===== Task material =====

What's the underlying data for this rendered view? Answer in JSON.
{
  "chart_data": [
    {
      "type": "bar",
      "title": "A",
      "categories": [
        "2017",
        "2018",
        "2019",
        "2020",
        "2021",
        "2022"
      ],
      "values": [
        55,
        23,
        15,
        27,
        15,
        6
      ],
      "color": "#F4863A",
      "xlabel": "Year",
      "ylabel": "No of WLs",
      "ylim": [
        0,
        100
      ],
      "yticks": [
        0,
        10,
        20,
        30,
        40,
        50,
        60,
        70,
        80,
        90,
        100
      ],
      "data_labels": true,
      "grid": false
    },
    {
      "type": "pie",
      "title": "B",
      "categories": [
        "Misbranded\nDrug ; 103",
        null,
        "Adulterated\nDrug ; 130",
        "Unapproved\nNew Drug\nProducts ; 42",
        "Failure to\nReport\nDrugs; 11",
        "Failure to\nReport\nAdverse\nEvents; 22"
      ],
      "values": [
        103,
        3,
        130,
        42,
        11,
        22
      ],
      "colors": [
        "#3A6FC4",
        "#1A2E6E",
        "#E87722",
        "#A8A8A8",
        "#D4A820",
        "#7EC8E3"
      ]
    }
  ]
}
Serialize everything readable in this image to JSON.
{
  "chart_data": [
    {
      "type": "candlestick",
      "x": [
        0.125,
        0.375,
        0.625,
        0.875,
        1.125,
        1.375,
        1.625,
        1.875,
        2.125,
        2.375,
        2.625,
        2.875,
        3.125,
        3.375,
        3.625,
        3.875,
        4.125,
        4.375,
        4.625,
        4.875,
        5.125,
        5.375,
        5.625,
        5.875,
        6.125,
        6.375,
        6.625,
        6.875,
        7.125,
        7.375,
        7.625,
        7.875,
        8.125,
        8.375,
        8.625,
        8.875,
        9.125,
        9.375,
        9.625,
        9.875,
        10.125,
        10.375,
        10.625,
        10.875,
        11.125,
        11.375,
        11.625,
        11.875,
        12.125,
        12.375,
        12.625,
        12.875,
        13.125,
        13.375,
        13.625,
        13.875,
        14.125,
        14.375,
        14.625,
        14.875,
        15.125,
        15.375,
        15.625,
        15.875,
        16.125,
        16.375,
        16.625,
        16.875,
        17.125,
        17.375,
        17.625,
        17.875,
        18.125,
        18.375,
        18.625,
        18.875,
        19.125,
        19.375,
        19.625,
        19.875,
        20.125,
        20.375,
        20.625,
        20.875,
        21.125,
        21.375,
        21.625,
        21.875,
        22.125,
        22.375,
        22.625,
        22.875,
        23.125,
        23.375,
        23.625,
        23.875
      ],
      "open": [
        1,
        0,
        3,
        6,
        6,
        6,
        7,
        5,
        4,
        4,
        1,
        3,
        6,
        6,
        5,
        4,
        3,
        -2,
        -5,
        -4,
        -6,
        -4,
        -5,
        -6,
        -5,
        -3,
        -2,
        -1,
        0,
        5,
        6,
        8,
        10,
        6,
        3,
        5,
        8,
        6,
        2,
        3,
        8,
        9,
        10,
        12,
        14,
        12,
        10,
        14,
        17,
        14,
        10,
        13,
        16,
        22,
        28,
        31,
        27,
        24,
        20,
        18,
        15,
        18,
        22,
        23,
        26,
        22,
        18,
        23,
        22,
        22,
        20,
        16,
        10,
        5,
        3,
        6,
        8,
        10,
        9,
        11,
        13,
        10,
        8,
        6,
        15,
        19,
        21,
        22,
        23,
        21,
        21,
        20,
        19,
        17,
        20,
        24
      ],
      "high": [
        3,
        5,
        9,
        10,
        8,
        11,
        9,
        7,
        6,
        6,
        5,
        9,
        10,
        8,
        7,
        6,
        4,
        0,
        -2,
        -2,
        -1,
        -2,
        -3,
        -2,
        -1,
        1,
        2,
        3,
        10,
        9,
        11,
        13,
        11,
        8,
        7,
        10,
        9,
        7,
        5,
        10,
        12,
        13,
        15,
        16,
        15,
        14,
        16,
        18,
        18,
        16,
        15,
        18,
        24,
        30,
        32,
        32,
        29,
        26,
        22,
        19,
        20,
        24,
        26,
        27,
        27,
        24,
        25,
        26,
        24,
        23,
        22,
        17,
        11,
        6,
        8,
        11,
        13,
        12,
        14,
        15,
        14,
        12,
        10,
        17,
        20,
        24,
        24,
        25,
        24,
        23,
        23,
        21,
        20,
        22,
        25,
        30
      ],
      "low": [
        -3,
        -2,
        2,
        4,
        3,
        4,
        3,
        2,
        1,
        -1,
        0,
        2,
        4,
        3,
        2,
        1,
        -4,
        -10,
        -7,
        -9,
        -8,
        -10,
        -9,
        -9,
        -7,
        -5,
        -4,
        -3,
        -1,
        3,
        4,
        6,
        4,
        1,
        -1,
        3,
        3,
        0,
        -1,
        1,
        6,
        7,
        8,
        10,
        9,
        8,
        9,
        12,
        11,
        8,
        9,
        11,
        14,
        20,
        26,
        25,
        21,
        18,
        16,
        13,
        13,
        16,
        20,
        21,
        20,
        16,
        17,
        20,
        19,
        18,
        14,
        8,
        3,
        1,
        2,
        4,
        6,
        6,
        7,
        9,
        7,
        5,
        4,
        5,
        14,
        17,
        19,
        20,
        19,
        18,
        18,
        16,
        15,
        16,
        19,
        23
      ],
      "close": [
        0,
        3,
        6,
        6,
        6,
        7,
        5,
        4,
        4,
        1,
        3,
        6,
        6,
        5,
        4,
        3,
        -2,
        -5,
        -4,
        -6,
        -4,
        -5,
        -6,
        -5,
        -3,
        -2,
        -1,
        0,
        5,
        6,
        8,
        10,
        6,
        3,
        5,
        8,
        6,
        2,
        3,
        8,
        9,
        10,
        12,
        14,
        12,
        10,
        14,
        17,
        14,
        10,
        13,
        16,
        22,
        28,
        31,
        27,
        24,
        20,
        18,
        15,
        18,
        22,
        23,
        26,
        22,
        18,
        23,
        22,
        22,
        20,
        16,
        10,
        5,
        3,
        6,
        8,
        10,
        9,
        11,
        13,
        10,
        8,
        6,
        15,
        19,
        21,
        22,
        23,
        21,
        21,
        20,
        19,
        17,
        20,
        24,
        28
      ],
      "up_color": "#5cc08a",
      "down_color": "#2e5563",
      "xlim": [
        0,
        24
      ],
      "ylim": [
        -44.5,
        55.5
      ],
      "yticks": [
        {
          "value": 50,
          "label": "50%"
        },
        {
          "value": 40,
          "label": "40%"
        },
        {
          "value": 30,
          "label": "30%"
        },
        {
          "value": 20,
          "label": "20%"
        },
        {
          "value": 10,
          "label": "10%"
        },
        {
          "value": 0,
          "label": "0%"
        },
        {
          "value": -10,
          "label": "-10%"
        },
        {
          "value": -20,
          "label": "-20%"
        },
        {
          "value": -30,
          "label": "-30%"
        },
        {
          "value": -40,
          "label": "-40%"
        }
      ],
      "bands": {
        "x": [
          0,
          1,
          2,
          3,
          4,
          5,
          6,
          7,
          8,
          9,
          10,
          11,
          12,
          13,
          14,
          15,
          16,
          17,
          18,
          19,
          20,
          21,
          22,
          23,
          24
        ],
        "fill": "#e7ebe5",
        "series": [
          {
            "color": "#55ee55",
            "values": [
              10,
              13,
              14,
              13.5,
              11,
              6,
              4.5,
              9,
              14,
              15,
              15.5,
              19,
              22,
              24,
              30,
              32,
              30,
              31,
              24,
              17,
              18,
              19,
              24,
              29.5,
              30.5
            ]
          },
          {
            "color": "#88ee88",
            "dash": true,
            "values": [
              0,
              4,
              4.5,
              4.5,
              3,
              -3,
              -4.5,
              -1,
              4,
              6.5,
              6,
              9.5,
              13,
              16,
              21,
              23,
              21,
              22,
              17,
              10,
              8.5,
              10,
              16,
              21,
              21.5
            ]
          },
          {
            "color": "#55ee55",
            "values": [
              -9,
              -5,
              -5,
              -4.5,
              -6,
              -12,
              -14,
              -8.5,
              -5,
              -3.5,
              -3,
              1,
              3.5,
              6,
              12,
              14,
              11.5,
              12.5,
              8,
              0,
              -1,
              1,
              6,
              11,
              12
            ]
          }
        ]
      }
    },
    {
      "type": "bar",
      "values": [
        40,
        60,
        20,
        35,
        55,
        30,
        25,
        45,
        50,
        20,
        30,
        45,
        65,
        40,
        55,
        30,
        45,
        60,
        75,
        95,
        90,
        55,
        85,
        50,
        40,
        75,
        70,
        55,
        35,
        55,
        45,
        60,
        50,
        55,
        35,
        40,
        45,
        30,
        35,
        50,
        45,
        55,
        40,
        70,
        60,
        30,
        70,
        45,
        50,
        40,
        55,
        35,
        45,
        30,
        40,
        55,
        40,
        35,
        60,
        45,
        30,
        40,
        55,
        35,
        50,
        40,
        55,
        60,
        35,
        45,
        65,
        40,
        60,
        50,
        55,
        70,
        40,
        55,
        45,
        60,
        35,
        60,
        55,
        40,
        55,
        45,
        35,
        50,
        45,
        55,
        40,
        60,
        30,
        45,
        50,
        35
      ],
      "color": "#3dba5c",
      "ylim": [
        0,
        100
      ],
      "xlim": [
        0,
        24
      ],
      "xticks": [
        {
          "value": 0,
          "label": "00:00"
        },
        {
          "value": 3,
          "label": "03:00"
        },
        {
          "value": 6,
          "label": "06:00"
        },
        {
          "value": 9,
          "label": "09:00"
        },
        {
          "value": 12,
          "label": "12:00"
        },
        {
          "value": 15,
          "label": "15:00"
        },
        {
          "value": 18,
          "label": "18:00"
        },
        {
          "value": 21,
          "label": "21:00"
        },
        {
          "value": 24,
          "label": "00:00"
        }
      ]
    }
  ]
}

=====

From the data above, copy each line that has the string "type".

      "type": "bar",
      "type": "pie",
      "type": "candlestick",
      "type": "bar",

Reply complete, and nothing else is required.